• Goal
Reproduce all entries precisely, down to the last character.

--- Start Raw data ---

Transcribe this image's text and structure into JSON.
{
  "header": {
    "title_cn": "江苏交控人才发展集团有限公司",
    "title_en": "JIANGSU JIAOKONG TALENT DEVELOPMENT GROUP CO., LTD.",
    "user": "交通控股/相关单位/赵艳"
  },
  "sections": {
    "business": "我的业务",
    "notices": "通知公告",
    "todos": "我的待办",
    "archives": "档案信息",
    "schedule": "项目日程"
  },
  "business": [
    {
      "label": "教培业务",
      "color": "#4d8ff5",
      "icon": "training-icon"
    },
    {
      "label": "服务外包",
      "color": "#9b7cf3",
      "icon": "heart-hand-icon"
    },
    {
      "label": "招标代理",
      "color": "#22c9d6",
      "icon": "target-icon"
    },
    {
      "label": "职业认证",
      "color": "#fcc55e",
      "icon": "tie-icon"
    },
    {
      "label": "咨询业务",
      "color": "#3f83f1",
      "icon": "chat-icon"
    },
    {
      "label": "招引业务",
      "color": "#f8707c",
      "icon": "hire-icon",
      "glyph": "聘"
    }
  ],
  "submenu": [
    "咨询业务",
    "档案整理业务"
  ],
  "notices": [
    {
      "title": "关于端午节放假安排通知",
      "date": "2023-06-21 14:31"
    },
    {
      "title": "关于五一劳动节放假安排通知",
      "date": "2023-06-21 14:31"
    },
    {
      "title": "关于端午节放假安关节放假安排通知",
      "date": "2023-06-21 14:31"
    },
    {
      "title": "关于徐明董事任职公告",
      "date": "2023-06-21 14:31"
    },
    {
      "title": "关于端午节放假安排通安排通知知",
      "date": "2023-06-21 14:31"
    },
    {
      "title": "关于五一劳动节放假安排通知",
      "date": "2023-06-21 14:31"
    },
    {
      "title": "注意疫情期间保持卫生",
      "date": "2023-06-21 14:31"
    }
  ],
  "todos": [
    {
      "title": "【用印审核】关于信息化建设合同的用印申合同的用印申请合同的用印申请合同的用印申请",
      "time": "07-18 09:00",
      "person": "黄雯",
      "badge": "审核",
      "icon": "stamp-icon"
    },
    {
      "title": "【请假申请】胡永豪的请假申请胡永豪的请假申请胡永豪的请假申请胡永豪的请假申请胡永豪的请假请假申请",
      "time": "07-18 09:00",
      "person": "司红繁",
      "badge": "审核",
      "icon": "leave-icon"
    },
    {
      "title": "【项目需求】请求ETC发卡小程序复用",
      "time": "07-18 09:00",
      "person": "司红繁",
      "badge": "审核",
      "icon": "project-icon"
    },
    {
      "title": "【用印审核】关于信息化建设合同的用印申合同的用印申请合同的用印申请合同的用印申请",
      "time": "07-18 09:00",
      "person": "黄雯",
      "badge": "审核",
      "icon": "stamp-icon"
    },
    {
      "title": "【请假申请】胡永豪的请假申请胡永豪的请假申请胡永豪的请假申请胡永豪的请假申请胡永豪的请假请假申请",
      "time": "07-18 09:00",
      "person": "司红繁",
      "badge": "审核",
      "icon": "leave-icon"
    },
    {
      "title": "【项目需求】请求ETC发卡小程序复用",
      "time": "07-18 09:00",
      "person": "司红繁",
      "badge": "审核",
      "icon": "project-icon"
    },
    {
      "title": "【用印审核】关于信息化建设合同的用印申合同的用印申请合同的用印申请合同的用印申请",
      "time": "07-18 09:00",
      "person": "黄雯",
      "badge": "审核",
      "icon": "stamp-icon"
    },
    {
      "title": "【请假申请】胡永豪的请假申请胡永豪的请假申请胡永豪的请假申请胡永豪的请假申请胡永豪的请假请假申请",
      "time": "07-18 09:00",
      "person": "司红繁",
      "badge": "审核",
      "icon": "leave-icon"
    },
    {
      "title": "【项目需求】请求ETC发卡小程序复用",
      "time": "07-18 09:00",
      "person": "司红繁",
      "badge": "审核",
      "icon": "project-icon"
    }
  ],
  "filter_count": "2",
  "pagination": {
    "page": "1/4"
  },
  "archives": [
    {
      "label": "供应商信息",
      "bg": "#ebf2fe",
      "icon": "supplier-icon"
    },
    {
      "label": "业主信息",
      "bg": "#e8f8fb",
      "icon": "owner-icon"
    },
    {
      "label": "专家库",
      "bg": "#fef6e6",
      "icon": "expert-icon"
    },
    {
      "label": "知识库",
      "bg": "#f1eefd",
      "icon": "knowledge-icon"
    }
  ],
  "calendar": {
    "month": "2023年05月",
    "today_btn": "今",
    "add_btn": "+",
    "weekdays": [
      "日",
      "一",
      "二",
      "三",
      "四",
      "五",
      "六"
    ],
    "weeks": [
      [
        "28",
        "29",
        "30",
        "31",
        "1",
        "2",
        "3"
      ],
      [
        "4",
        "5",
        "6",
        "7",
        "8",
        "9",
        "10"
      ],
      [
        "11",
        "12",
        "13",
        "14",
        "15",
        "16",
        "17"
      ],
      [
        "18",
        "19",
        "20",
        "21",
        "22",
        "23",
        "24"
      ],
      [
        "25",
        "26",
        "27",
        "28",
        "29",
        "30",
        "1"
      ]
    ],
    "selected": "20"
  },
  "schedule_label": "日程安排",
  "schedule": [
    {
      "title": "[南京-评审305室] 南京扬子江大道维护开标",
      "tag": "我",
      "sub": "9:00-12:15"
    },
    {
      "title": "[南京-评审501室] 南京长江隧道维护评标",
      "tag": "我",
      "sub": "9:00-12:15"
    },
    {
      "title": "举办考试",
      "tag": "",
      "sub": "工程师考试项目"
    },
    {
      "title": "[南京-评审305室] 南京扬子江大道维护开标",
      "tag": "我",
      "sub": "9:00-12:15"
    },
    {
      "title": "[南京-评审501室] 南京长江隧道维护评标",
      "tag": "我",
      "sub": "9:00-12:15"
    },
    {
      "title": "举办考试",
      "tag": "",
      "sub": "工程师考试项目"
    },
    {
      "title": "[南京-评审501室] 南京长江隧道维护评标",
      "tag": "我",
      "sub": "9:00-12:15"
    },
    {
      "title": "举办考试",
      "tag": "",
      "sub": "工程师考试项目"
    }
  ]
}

--- End Raw data ---

• Result
Transcribe this image's text and structure into JSON.
{
  "header": {
    "title_cn": "江苏交控人才发展集团有限公司",
    "title_en": "JIANGSU JIAOKONG TALENT DEVELOPMENT GROUP CO., LTD.",
    "user": "交通控股/相关单位/赵艳"
  },
  "sections": {
    "business": "我的业务",
    "notices": "通知公告",
    "todos": "我的待办",
    "archives": "档案信息",
    "schedule": "项目日程"
  },
  "business": [
    {
      "label": "教培业务",
      "color": "#4d8ff5",
      "icon": "training-icon"
    },
    {
      "label": "服务外包",
      "color": "#9b7cf3",
      "icon": "heart-hand-icon"
    },
    {
      "label": "招标代理",
      "color": "#22c9d6",
      "icon": "target-icon"
    },
    {
      "label": "职业认证",
      "color": "#fcc55e",
      "icon": "tie-icon"
    },
    {
      "label": "咨询业务",
      "color": "#3f83f1",
      "icon": "chat-icon"
    },
    {
      "label": "招引业务",
      "color": "#f8707c",
      "icon": "hire-icon",
      "glyph": "聘"
    }
  ],
  "submenu": [
    "咨询业务",
    "档案整理业务"
  ],
  "notices": [
    {
      "title": "关于端午节放假安排通知",
      "date": "2023-06-21 14:31"
    },
    {
      "title": "关于五一劳动节放假安排通知",
      "date": "2023-06-21 14:31"
    },
    {
      "title": "关于端午节放假安关节放假安排通知",
      "date": "2023-06-21 14:31"
    },
    {
      "title": "关于徐明董事任职公告",
      "date": "2023-06-21 14:31"
    },
    {
      "title": "关于端午节放假安排通安排通知知",
      "date": "2023-06-21 14:31"
    },
    {
      "title": "关于五一劳动节放假安排通知",
      "date": "2023-06-21 14:31"
    },
    {
      "title": "注意疫情期间保持卫生",
      "date": "2023-06-21 14:31"
    }
  ],
  "todos": [
    {
      "title": "【用印审核】关于信息化建设合同的用印申合同的用印申请合同的用印申请合同的用印申请",
      "time": "07-18 09:00",
      "person": "黄雯",
      "badge": "审核",
      "icon": "stamp-icon"
    },
    {
      "title": "【请假申请】胡永豪的请假申请胡永豪的请假申请胡永豪的请假申请胡永豪的请假申请胡永豪的请假请假申请",
      "time": "07-18 09:00",
      "person": "司红繁",
      "badge": "审核",
      "icon": "leave-icon"
    },
    {
      "title": "【项目需求】请求ETC发卡小程序复用",
      "time": "07-18 09:00",
      "person": "司红繁",
      "badge": "审核",
      "icon": "project-icon"
    },
    {
      "title": "【用印审核】关于信息化建设合同的用印申合同的用印申请合同的用印申请合同的用印申请",
      "time": "07-18 09:00",
      "person": "黄雯",
      "badge": "审核",
      "icon": "stamp-icon"
    },
    {
      "title": "【请假申请】胡永豪的请假申请胡永豪的请假申请胡永豪的请假申请胡永豪的请假申请胡永豪的请假请假申请",
      "time": "07-18 09:00",
      "person": "司红繁",
      "badge": "审核",
      "icon": "leave-icon"
    },
    {
      "title": "【项目需求】请求ETC发卡小程序复用",
      "time": "07-18 09:00",
      "person": "司红繁",
      "badge": "审核",
      "icon": "project-icon"
    },
    {
      "title": "【用印审核】关于信息化建设合同的用印申合同的用印申请合同的用印申请合同的用印申请",
      "time": "07-18 09:00",
      "person": "黄雯",
      "badge": "审核",
      "icon": "stamp-icon"
    },
    {
      "title": "【请假申请】胡永豪的请假申请胡永豪的请假申请胡永豪的请假申请胡永豪的请假申请胡永豪的请假请假申请",
      "time": "07-18 09:00",
      "person": "司红繁",
      "badge": "审核",
      "icon": "leave-icon"
    },
    {
      "title": "【项目需求】请求ETC发卡小程序复用",
      "time": "07-18 09:00",
      "person": "司红繁",
      "badge": "审核",
      "icon": "project-icon"
    }
  ],
  "filter_count": "2",
  "pagination": {
    "page": "1/4"
  },
  "archives": [
    {
      "label": "供应商信息",
      "bg": "#ebf2fe",
      "icon": "supplier-icon"
    },
    {
      "label": "业主信息",
      "bg": "#e8f8fb",
      "icon": "owner-icon"
    },
    {
      "label": "专家库",
      "bg": "#fef6e6",
      "icon": "expert-icon"
    },
    {
      "label": "知识库",
      "bg": "#f1eefd",
      "icon": "knowledge-icon"
    }
  ],
  "calendar": {
    "month": "2023年05月",
    "today_btn": "今",
    "add_btn": "+",
    "weekdays": [
      "日",
      "一",
      "二",
      "三",
      "四",
      "五",
      "六"
    ],
    "weeks": [
      [
        "28",
        "29",
        "30",
        "31",
        "1",
        "2",
        "3"
      ],
      [
        "4",
        "5",
        "6",
        "7",
        "8",
        "9",
        "10"
      ],
      [
        "11",
        "12",
        "13",
        "14",
        "15",
        "16",
        "17"
      ],
      [
        "18",
        "19",
        "20",
        "21",
        "22",
        "23",
        "24"
      ],
      [
        "25",
        "26",
        "27",
        "28",
        "29",
        "30",
        "1"
      ]
    ],
    "selected": "20"
  },
  "schedule_label": "日程安排",
  "schedule": [
    {
      "title": "[南京-评审305室] 南京扬子江大道维护开标",
      "tag": "我",
      "sub": "9:00-12:15"
    },
    {
      "title": "[南京-评审501室] 南京长江隧道维护评标",
      "tag": "我",
      "sub": "9:00-12:15"
    },
    {
      "title": "举办考试",
      "tag": "",
      "sub": "工程师考试项目"
    },
    {
      "title": "[南京-评审305室] 南京扬子江大道维护开标",
      "tag": "我",
      "sub": "9:00-12:15"
    },
    {
      "title": "[南京-评审501室] 南京长江隧道维护评标",
      "tag": "我",
      "sub": "9:00-12:15"
    },
    {
      "title": "举办考试",
      "tag": "",
      "sub": "工程师考试项目"
    },
    {
      "title": "[南京-评审501室] 南京长江隧道维护评标",
      "tag": "我",
      "sub": "9:00-12:15"
    },
    {
      "title": "举办考试",
      "tag": "",
      "sub": "工程师考试项目"
    }
  ]
}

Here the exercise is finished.